### PROBLEM
Go through the listing and copy each line with the string "ylabel".

· · · · ·

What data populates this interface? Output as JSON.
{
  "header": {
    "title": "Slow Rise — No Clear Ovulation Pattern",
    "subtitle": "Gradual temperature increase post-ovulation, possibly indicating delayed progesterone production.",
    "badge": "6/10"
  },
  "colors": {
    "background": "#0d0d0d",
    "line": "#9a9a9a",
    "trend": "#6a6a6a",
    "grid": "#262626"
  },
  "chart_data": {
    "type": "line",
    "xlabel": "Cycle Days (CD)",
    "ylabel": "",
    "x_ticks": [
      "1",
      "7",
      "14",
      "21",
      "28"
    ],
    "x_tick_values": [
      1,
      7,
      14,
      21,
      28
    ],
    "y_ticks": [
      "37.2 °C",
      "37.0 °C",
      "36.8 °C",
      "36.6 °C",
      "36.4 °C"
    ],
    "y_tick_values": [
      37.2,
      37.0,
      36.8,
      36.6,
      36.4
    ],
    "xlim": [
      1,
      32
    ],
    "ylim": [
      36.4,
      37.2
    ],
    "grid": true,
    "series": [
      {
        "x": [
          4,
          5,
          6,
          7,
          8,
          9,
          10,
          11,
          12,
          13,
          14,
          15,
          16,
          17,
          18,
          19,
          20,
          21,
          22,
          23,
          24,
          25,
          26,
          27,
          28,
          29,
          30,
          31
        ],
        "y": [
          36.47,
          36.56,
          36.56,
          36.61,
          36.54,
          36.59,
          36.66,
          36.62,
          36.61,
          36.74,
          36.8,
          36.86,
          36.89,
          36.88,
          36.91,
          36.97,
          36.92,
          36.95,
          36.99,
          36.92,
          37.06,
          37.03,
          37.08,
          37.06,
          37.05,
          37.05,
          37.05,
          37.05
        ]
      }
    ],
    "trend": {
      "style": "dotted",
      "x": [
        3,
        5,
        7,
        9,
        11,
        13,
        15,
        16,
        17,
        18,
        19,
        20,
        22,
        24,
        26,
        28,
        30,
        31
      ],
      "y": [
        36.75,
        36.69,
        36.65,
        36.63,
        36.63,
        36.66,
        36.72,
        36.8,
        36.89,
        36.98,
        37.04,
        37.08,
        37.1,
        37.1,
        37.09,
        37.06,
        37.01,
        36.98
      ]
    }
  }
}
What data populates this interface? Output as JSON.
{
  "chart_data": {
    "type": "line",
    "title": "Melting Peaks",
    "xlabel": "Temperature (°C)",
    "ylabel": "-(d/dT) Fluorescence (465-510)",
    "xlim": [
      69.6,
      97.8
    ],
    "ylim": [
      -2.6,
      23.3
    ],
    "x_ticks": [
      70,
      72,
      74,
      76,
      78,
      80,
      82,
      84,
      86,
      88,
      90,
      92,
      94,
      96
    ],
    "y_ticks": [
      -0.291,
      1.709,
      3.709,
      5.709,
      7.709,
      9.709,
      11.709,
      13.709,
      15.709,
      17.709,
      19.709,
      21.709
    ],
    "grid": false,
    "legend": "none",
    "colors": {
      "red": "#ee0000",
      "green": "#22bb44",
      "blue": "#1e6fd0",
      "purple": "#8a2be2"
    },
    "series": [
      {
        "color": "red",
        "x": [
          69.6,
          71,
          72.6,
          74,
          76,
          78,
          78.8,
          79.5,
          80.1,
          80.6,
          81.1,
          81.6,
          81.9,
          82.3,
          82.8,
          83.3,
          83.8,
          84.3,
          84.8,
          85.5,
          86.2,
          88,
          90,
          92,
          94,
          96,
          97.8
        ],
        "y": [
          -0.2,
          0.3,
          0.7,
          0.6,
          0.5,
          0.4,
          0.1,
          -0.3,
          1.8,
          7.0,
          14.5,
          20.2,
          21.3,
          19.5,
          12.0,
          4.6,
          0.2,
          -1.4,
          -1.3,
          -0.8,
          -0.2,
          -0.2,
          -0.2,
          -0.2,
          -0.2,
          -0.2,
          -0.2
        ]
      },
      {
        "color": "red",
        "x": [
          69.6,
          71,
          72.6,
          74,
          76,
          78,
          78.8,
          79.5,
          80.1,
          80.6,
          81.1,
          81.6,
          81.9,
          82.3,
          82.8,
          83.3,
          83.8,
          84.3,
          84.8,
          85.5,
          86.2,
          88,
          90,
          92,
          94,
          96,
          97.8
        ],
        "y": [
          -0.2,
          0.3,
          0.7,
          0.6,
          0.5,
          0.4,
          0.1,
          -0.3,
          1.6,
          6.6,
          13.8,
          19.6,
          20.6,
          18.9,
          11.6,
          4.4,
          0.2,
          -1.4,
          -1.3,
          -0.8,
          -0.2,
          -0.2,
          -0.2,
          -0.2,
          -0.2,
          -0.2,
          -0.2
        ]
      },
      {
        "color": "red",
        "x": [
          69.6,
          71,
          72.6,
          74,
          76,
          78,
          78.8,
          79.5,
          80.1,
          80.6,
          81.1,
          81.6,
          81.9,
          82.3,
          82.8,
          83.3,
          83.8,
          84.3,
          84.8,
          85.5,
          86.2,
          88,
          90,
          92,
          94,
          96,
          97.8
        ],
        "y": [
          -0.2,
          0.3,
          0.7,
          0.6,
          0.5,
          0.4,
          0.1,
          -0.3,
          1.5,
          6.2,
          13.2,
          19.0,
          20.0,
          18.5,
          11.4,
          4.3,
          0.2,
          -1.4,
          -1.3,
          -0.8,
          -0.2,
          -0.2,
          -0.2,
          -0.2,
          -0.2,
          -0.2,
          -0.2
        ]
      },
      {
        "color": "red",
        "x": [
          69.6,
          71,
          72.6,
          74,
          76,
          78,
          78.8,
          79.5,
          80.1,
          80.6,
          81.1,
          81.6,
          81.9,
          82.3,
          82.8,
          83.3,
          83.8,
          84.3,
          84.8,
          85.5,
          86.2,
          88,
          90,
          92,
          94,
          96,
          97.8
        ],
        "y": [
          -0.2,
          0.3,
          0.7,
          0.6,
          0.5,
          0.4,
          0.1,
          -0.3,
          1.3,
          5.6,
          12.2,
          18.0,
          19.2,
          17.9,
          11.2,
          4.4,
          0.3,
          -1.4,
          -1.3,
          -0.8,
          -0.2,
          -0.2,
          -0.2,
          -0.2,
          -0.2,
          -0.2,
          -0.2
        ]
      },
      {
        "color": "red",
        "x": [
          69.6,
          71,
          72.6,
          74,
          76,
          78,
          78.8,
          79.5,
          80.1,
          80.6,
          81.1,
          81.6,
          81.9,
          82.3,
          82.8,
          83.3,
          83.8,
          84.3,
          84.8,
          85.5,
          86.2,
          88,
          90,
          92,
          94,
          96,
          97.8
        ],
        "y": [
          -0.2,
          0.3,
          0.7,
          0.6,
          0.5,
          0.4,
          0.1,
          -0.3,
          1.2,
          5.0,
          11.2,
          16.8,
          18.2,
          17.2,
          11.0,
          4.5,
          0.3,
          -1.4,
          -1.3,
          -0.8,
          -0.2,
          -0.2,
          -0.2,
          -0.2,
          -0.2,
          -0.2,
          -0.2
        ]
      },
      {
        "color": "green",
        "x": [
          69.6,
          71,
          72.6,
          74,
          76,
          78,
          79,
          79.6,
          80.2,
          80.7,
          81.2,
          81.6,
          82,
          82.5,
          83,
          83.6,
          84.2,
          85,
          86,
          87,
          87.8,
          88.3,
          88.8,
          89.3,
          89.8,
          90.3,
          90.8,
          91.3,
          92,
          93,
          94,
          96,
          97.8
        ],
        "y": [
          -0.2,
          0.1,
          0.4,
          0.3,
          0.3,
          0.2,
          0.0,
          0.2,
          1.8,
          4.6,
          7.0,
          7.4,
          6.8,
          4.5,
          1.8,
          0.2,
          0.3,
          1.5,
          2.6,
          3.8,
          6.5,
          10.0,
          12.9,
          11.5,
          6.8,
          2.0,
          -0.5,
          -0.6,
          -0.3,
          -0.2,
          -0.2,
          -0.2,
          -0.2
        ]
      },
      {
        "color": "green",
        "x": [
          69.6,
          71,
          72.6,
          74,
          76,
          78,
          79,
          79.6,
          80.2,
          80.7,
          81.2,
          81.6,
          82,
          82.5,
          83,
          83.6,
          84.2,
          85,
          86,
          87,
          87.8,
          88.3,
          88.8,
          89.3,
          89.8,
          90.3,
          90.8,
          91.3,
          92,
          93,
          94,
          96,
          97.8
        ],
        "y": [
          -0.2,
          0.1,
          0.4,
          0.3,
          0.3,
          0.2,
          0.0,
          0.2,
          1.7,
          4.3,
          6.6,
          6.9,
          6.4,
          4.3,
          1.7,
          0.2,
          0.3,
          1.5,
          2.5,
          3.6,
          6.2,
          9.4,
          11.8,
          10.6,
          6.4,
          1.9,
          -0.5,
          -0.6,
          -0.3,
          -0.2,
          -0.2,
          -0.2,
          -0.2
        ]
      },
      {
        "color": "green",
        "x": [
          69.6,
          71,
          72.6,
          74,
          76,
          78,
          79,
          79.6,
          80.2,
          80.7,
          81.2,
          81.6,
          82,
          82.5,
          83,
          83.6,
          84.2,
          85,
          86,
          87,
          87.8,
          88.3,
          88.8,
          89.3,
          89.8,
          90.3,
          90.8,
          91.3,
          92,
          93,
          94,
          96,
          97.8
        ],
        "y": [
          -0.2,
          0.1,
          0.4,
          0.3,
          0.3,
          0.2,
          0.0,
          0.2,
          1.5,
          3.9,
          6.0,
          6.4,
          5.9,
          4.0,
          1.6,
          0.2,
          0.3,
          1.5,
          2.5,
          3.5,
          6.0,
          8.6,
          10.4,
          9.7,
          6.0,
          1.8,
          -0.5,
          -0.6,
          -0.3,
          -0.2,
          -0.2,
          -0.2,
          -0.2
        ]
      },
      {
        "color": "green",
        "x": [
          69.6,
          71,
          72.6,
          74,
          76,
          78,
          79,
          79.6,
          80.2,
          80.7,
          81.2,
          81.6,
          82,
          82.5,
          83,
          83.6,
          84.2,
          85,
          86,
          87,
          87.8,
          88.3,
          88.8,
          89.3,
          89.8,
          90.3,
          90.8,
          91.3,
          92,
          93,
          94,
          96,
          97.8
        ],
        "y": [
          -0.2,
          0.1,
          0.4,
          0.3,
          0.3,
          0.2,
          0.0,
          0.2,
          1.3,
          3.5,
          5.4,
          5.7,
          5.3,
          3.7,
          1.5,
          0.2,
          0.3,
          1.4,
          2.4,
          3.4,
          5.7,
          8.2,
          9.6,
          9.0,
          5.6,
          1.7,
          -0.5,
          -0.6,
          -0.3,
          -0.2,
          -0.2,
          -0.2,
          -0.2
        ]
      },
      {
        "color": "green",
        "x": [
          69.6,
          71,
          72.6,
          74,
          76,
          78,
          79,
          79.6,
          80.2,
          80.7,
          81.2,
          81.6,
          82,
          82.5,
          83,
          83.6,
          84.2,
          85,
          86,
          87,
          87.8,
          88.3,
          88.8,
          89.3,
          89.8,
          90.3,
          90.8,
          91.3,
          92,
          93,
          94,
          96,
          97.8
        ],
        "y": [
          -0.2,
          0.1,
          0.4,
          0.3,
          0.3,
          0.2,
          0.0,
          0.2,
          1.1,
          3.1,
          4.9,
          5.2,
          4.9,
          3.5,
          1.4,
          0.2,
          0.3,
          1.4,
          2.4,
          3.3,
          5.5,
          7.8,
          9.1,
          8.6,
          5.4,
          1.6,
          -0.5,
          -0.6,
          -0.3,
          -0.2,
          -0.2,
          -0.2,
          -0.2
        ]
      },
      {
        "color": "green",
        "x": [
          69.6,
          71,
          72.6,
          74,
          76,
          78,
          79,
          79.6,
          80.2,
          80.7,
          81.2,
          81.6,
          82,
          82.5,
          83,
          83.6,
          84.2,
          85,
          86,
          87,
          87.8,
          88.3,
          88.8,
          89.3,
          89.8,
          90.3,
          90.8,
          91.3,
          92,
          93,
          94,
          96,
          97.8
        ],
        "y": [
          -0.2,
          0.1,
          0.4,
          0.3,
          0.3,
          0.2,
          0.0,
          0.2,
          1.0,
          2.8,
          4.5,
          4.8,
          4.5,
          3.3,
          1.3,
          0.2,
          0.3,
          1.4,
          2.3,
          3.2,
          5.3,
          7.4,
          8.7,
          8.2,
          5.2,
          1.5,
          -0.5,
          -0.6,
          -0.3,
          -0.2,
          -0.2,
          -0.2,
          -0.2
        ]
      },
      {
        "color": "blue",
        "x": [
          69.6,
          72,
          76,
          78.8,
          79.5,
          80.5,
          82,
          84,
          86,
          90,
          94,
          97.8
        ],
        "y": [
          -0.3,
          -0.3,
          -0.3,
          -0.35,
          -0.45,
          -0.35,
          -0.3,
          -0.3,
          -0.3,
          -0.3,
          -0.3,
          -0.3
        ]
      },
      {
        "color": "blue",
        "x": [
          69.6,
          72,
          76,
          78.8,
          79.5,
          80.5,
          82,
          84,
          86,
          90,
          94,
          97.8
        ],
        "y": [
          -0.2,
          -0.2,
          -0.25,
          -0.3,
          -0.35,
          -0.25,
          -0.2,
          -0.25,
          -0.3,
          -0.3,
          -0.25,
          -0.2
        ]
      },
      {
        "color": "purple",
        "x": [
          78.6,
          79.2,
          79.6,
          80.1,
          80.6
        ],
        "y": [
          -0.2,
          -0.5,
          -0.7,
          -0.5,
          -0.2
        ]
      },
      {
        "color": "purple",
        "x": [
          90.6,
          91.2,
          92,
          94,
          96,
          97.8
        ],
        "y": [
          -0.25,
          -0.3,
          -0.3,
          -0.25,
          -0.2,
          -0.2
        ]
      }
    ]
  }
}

· · · · ·

### RESULT OF THE TASK
    "ylabel": "",
    "ylabel": "-(d/dT) Fluorescence (465-510)",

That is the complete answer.